-- Start Exercise inputs --

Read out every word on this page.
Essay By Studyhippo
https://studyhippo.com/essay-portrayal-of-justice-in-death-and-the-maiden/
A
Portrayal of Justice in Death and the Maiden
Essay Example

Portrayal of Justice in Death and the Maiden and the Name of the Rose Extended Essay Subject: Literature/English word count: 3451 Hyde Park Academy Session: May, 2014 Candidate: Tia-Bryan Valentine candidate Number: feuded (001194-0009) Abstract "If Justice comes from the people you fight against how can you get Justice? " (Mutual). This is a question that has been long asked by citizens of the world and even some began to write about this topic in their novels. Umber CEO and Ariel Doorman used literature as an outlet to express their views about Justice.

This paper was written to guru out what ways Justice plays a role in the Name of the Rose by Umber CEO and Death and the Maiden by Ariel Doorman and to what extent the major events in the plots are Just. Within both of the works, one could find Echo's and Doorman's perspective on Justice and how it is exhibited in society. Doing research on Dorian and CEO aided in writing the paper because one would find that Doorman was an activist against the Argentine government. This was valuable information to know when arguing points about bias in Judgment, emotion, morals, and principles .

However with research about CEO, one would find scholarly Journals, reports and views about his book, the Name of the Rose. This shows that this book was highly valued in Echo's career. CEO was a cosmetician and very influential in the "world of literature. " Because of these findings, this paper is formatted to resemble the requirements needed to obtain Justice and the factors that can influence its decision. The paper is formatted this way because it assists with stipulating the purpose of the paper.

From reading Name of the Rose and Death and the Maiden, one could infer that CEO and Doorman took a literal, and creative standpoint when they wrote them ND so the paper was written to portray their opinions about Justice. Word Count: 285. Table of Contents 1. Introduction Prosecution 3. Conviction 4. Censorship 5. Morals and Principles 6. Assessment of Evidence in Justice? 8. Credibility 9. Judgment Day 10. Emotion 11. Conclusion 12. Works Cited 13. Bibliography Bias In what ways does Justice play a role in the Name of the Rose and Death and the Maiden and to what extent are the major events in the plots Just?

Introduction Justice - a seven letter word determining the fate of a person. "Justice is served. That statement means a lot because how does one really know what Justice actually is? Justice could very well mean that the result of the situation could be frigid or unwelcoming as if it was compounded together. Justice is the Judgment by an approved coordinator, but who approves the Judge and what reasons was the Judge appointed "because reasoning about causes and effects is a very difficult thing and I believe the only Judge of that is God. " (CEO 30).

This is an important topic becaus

-- End Exercise inputs --

* Problem details
Extract each line of the listing above, copying it word for word.

* Task output
Read out every word on this page.
Essay By Studyhippo
https://studyhippo.com/essay-portrayal-of-justice-in-death-and-the-maiden/
A
Portrayal of Justice in Death and the Maiden
Essay Example

Portrayal of Justice in Death and the Maiden and the Name of the Rose Extended Essay Subject: Literature/English word count: 3451 Hyde Park Academy Session: May, 2014 Candidate: Tia-Bryan Valentine candidate Number: feuded (001194-0009) Abstract "If Justice comes from the people you fight against how can you get Justice? " (Mutual). This is a question that has been long asked by citizens of the world and even some began to write about this topic in their novels. Umber CEO and Ariel Doorman used literature as an outlet to express their views about Justice.

This paper was written to guru out what ways Justice plays a role in the Name of the Rose by Umber CEO and Death and the Maiden by Ariel Doorman and to what extent the major events in the plots are Just. Within both of the works, one could find Echo's and Doorman's perspective on Justice and how it is exhibited in society. Doing research on Dorian and CEO aided in writing the paper because one would find that Doorman was an activist against the Argentine government. This was valuable information to know when arguing points about bias in Judgment, emotion, morals, and principles .

However with research about CEO, one would find scholarly Journals, reports and views about his book, the Name of the Rose. This shows that this book was highly valued in Echo's career. CEO was a cosmetician and very influential in the "world of literature. " Because of these findings, this paper is formatted to resemble the requirements needed to obtain Justice and the factors that can influence its decision. The paper is formatted this way because it assists with stipulating the purpose of the paper.

From reading Name of the Rose and Death and the Maiden, one could infer that CEO and Doorman took a literal, and creative standpoint when they wrote them ND so the paper was written to portray their opinions about Justice. Word Count: 285. Table of Contents 1. Introduction Prosecution 3. Conviction 4. Censorship 5. Morals and Principles 6. Assessment of Evidence in Justice? 8. Credibility 9. Judgment Day 10. Emotion 11. Conclusion 12. Works Cited 13. Bibliography Bias In what ways does Justice play a role in the Name of the Rose and Death and the Maiden and to what extent are the major events in the plots Just?

Introduction Justice - a seven letter word determining the fate of a person. "Justice is served. That statement means a lot because how does one really know what Justice actually is? Justice could very well mean that the result of the situation could be frigid or unwelcoming as if it was compounded together. Justice is the Judgment by an approved coordinator, but who approves the Judge and what reasons was the Judge appointed "because reasoning about causes and effects is a very difficult thing and I believe the only Judge of that is God. " (CEO 30).

This is an important topic becaus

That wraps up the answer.